What is required:
Gather the lines that hold the string "name".

— START —

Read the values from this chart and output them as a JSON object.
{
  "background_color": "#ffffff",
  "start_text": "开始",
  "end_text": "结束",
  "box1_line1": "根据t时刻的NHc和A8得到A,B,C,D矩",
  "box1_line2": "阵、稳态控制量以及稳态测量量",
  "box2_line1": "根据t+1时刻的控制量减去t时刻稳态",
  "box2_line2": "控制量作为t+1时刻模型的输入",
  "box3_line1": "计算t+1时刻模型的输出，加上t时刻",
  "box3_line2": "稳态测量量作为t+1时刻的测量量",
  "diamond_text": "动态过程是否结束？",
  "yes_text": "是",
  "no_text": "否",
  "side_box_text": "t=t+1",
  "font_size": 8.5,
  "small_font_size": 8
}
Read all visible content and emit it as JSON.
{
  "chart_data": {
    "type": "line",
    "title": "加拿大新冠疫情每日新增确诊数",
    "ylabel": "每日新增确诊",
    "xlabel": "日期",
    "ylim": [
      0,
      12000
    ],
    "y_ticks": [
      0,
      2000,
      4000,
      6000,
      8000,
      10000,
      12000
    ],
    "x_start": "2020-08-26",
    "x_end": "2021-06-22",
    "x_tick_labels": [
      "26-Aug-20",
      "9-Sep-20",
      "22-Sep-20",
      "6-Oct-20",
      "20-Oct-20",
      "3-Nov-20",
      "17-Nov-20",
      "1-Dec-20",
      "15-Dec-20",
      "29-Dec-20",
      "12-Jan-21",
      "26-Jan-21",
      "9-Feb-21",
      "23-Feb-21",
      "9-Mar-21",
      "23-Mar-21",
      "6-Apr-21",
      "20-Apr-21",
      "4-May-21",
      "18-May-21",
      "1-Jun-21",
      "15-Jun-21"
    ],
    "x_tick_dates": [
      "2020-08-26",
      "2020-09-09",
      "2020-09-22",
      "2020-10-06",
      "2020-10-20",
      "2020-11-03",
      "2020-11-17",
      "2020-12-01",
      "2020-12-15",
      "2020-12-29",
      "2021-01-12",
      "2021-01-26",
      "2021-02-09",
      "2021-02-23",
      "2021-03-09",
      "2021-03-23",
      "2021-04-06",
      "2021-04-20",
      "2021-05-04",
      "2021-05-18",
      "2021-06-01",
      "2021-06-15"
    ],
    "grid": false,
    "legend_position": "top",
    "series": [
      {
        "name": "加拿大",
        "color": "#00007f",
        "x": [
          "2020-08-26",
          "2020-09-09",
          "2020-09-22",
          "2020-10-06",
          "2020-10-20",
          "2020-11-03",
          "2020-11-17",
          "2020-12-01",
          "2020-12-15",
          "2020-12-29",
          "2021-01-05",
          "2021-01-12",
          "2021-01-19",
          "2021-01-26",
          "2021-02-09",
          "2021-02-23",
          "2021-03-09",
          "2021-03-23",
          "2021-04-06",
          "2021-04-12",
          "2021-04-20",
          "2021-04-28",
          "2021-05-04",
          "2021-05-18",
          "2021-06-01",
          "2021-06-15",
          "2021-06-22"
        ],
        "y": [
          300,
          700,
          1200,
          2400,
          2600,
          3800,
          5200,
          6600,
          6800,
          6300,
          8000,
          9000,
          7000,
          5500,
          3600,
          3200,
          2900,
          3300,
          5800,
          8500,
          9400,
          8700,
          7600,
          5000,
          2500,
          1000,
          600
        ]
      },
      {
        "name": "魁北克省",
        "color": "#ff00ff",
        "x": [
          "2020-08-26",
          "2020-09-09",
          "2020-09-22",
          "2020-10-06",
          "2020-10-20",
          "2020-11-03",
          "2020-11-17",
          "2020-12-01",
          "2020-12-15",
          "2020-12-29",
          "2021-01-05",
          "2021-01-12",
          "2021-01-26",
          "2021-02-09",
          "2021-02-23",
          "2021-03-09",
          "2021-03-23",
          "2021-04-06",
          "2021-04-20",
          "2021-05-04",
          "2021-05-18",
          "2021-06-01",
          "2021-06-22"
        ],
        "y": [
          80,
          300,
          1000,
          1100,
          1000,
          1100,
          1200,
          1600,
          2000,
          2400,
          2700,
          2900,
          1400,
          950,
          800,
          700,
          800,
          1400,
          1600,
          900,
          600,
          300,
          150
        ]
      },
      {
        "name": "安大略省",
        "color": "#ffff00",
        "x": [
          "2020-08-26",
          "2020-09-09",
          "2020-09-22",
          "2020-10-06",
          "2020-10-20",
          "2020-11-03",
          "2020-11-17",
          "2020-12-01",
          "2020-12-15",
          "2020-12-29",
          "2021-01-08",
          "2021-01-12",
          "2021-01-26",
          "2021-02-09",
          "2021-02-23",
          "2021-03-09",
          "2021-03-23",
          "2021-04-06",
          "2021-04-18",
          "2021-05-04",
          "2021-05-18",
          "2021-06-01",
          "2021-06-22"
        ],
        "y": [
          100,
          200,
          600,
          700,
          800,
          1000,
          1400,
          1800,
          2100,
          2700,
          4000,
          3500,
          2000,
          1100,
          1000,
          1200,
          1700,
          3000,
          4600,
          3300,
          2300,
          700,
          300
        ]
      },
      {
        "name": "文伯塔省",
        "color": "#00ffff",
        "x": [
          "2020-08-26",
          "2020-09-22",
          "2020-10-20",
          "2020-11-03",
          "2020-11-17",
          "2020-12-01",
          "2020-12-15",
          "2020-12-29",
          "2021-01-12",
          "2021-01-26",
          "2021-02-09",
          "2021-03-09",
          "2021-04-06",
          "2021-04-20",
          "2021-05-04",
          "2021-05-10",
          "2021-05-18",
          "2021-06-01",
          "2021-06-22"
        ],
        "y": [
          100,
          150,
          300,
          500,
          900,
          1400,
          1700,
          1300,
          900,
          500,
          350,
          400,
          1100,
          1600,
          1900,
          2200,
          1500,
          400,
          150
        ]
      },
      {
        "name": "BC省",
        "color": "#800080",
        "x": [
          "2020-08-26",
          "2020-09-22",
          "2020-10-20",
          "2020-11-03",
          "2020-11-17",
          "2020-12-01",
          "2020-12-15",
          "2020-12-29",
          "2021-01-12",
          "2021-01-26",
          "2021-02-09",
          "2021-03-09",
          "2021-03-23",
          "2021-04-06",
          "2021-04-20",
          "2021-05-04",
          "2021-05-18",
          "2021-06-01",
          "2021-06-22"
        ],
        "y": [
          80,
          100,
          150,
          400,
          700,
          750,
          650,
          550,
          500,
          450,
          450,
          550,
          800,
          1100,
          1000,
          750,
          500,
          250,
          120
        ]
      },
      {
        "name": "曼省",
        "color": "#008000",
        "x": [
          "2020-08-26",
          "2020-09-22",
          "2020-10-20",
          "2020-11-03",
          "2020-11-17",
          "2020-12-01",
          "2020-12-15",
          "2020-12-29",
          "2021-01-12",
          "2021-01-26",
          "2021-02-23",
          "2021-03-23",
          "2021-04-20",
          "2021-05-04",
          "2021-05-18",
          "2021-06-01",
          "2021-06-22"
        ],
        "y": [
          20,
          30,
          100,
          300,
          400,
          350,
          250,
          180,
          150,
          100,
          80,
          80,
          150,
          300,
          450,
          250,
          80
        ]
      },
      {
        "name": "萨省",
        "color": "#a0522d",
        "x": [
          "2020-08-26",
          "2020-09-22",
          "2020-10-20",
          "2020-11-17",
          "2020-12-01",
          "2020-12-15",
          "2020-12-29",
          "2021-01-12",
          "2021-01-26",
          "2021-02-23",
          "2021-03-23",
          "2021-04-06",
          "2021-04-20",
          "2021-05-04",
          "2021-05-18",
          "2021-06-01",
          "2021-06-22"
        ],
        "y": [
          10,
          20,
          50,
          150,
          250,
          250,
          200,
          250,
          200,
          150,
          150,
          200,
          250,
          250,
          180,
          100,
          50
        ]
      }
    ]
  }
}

— END —

Result of the task:
        "name": "加拿大",
        "name": "魁北克省",
        "name": "安大略省",
        "name": "文伯塔省",
        "name": "BC省",
        "name": "曼省",
        "name": "萨省",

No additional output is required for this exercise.